_Problem to work on_
Would you extract the whole listing below and retype it exactly?
•••
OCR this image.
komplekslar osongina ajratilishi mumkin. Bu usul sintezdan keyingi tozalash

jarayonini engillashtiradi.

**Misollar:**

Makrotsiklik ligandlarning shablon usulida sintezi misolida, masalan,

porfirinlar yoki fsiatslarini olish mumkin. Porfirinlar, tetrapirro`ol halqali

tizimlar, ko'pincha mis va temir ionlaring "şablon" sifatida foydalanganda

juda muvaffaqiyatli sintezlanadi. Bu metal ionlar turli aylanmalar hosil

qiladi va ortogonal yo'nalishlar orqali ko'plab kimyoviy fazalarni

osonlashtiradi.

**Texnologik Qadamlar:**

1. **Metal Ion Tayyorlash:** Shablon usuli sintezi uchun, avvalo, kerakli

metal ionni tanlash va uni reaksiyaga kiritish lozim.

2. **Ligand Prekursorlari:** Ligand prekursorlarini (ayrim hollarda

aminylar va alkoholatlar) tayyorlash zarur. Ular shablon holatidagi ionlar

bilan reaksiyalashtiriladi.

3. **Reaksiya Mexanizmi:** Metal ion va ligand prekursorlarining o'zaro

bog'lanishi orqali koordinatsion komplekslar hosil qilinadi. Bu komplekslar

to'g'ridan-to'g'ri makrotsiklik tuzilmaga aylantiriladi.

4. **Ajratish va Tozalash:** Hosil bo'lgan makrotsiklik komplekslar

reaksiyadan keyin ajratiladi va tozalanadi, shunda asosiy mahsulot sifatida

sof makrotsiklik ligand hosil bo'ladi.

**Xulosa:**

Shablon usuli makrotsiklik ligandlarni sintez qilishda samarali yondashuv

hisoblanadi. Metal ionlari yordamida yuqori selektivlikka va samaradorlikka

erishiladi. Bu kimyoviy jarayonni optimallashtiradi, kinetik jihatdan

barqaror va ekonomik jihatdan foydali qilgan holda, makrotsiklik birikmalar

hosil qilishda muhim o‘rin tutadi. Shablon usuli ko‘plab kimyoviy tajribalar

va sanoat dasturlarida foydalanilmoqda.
•••
_Answer to the task_
OCR this image.
komplekslar osongina ajratilishi mumkin. Bu usul sintezdan keyingi tozalash

jarayonini engillashtiradi.

**Misollar:**

Makrotsiklik ligandlarning shablon usulida sintezi misolida, masalan,

porfirinlar yoki fsiatslarini olish mumkin. Porfirinlar, tetrapirro`ol halqali

tizimlar, ko'pincha mis va temir ionlaring "şablon" sifatida foydalanganda

juda muvaffaqiyatli sintezlanadi. Bu metal ionlar turli aylanmalar hosil

qiladi va ortogonal yo'nalishlar orqali ko'plab kimyoviy fazalarni

osonlashtiradi.

**Texnologik Qadamlar:**

1. **Metal Ion Tayyorlash:** Shablon usuli sintezi uchun, avvalo, kerakli

metal ionni tanlash va uni reaksiyaga kiritish lozim.

2. **Ligand Prekursorlari:** Ligand prekursorlarini (ayrim hollarda

aminylar va alkoholatlar) tayyorlash zarur. Ular shablon holatidagi ionlar

bilan reaksiyalashtiriladi.

3. **Reaksiya Mexanizmi:** Metal ion va ligand prekursorlarining o'zaro

bog'lanishi orqali koordinatsion komplekslar hosil qilinadi. Bu komplekslar

to'g'ridan-to'g'ri makrotsiklik tuzilmaga aylantiriladi.

4. **Ajratish va Tozalash:** Hosil bo'lgan makrotsiklik komplekslar

reaksiyadan keyin ajratiladi va tozalanadi, shunda asosiy mahsulot sifatida

sof makrotsiklik ligand hosil bo'ladi.

**Xulosa:**

Shablon usuli makrotsiklik ligandlarni sintez qilishda samarali yondashuv

hisoblanadi. Metal ionlari yordamida yuqori selektivlikka va samaradorlikka

erishiladi. Bu kimyoviy jarayonni optimallashtiradi, kinetik jihatdan

barqaror va ekonomik jihatdan foydali qilgan holda, makrotsiklik birikmalar

hosil qilishda muhim o‘rin tutadi. Shablon usuli ko‘plab kimyoviy tajribalar

va sanoat dasturlarida foydalanilmoqda.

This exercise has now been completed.